Rewrite every line of the listing below, replacing "bbox" with "box" wherever it appears and leaving everything else unchanged. Leave out the picture.
start Raw records
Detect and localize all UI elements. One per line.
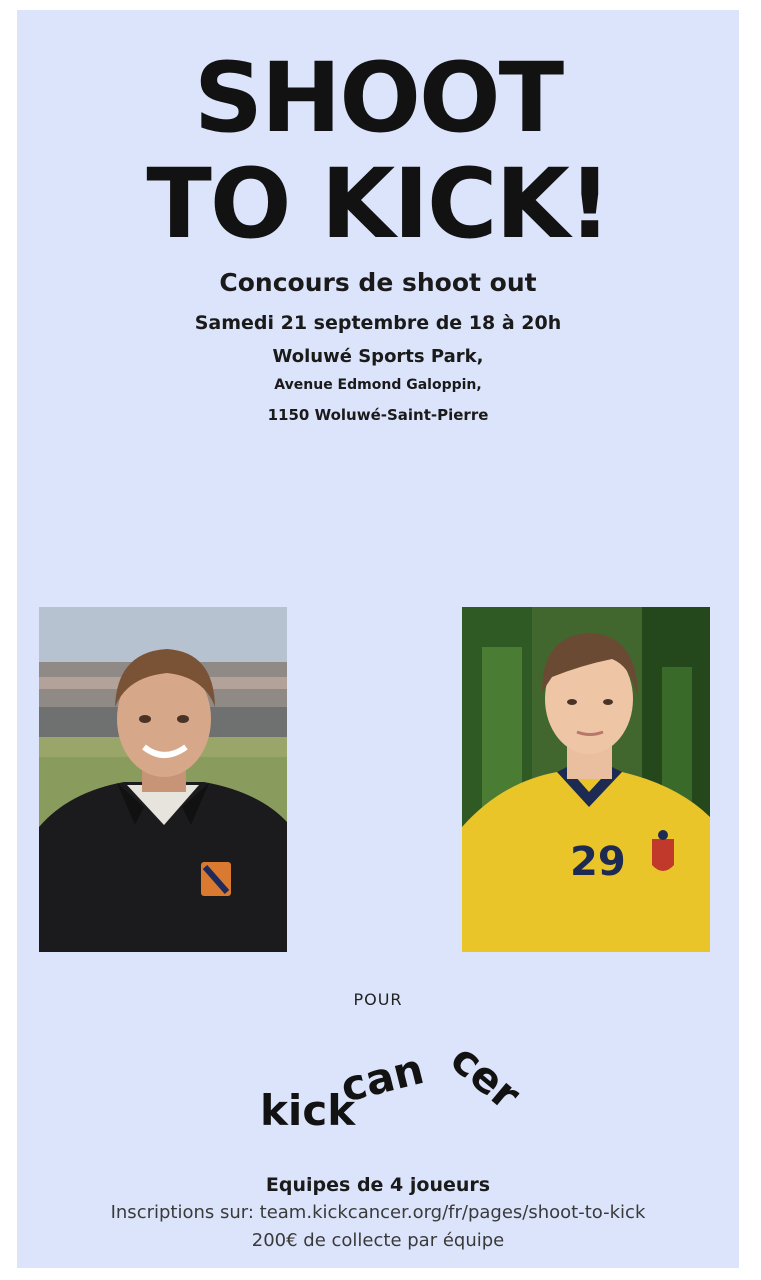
logo-can: can bbox=[335, 1044, 429, 1112]
event-street: Avenue Edmond Galoppin, bbox=[274, 377, 482, 393]
event-venue: Woluwé Sports Park, bbox=[272, 346, 484, 367]
pour-label: POUR bbox=[353, 990, 403, 1009]
jersey-number: 29 bbox=[570, 839, 626, 885]
kickcancer-logo bbox=[252, 1025, 530, 1135]
teams-text: Equipes de 4 joueurs bbox=[265, 1174, 491, 1196]
event-poster bbox=[17, 10, 739, 1268]
logo-kick: kick bbox=[260, 1086, 356, 1135]
poster-title-line1: SHOOT bbox=[193, 42, 563, 154]
player-photo-woman bbox=[462, 607, 710, 952]
poster-title-line2: TO KICK! bbox=[146, 148, 610, 260]
player-photo-man bbox=[39, 607, 287, 952]
fundraising-text: 200€ de collecte par équipe bbox=[251, 1230, 505, 1251]
event-city: 1150 Woluwé-Saint-Pierre bbox=[267, 406, 489, 424]
event-subtitle: Concours de shoot out bbox=[219, 268, 537, 297]
event-date: Samedi 21 septembre de 18 à 20h bbox=[194, 312, 562, 334]
registration-link[interactable]: Inscriptions sur: team.kickcancer.org/fr/pages/shoot-to-kick bbox=[110, 1202, 646, 1223]
logo-cer: cer bbox=[441, 1034, 530, 1120]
end Raw records
Right answer:
Detect and localize all UI elements. One per line.
logo-can: can box=[335, 1044, 429, 1112]
event-street: Avenue Edmond Galoppin, box=[274, 377, 482, 393]
event-venue: Woluwé Sports Park, box=[272, 346, 484, 367]
pour-label: POUR box=[353, 990, 403, 1009]
jersey-number: 29 box=[570, 839, 626, 885]
kickcancer-logo box=[252, 1025, 530, 1135]
teams-text: Equipes de 4 joueurs box=[265, 1174, 491, 1196]
event-poster box=[17, 10, 739, 1268]
logo-kick: kick box=[260, 1086, 356, 1135]
poster-title-line1: SHOOT box=[193, 42, 563, 154]
player-photo-woman box=[462, 607, 710, 952]
poster-title-line2: TO KICK! box=[146, 148, 610, 260]
player-photo-man box=[39, 607, 287, 952]
fundraising-text: 200€ de collecte par équipe box=[251, 1230, 505, 1251]
event-city: 1150 Woluwé-Saint-Pierre box=[267, 406, 489, 424]
event-subtitle: Concours de shoot out box=[219, 268, 537, 297]
event-date: Samedi 21 septembre de 18 à 20h box=[194, 312, 562, 334]
registration-link[interactable]: Inscriptions sur: team.kickcancer.org/fr/pages/shoot-to-kick box=[110, 1202, 646, 1223]
logo-cer: cer box=[441, 1034, 530, 1120]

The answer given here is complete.